== Work to be completed ==
Only a number is wanted: how many lines in the records below contain "title"?
-- begin Exercise data --
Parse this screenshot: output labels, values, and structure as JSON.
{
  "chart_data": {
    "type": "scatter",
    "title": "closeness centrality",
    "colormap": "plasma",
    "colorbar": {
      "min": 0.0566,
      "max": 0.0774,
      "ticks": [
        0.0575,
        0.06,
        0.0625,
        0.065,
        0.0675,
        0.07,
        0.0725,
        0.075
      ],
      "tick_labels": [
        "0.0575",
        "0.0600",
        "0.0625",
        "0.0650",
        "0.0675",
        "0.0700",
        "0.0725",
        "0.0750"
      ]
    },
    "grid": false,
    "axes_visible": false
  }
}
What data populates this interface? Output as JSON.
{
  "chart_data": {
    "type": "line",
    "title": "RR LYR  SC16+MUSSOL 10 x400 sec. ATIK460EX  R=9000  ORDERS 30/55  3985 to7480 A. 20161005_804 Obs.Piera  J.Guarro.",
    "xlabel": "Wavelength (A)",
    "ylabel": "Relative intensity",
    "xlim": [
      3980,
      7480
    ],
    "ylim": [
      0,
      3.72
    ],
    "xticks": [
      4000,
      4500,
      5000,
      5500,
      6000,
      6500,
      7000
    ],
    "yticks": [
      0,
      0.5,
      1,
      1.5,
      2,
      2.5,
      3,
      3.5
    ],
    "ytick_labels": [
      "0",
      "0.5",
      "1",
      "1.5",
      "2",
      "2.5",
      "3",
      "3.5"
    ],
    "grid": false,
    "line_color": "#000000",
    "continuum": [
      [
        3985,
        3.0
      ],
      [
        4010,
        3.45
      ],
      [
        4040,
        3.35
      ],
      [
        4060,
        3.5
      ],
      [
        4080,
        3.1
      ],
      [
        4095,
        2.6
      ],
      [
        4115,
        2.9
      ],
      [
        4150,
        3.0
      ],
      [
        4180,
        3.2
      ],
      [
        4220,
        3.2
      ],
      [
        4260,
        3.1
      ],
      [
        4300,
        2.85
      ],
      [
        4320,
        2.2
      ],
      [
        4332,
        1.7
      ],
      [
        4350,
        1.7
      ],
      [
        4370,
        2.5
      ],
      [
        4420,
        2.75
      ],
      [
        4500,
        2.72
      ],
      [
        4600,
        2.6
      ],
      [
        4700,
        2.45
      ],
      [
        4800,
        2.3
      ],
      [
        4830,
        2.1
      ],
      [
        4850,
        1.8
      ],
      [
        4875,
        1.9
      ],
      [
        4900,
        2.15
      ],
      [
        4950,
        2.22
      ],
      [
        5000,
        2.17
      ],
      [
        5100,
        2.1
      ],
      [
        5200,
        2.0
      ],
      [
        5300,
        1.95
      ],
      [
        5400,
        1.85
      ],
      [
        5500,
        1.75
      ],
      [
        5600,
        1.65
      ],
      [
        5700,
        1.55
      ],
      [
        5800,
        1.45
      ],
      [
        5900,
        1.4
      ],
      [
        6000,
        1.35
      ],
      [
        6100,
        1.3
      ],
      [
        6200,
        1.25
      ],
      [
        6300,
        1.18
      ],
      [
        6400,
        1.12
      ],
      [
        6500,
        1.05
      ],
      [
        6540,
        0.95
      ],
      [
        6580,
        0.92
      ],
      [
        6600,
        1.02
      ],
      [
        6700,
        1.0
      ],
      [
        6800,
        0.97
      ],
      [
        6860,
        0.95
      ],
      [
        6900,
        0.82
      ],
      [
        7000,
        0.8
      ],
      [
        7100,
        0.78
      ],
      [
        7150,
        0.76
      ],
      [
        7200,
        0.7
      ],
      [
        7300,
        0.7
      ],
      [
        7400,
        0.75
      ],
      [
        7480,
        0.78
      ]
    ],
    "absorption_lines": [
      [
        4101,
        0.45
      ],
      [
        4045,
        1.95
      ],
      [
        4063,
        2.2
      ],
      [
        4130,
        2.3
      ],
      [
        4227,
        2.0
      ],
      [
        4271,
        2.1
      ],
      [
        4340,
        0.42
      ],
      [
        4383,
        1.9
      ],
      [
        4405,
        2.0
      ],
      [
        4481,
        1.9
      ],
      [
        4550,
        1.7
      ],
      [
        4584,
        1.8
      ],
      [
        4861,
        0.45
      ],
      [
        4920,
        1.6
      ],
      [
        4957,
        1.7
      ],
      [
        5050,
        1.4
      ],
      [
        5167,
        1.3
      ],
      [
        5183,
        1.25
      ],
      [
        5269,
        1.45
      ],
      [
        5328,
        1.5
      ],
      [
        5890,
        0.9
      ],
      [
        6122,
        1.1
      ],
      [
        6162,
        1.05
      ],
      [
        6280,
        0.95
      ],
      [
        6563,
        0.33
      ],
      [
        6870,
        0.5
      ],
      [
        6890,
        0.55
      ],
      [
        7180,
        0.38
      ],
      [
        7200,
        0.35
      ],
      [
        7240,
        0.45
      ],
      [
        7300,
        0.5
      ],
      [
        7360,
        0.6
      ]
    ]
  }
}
-- end Exercise data --
== Solution for this task ==
2